[BEGIN Records for the exercise]

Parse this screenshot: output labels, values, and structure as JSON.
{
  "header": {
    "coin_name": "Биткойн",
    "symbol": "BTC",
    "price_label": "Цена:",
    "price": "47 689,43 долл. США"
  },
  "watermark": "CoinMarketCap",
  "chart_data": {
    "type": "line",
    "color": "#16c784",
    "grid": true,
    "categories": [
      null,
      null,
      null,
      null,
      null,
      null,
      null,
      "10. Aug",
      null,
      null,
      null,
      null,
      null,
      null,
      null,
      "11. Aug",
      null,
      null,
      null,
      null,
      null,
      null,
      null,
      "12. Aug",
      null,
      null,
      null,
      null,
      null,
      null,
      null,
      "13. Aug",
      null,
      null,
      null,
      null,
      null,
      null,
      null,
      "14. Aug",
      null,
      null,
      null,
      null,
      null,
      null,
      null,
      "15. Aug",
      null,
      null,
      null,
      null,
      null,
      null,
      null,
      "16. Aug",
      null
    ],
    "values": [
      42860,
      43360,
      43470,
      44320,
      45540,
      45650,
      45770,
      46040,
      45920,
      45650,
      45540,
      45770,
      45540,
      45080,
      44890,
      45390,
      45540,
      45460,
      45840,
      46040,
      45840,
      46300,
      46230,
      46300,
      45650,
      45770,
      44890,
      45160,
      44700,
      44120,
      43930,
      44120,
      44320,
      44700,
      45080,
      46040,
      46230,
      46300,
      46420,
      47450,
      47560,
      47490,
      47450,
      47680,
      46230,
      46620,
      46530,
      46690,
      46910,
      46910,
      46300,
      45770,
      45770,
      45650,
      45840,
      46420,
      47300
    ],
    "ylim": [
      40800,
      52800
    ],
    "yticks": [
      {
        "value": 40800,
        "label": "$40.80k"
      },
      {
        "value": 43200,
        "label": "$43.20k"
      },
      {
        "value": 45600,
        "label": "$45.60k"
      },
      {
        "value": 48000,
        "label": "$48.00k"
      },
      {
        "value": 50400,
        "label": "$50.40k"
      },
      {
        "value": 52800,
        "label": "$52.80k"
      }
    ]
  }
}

[END Records for the exercise]

Of the lines in the material, how many hold the word "values"? Reply with the number only.

Solution for this task:
2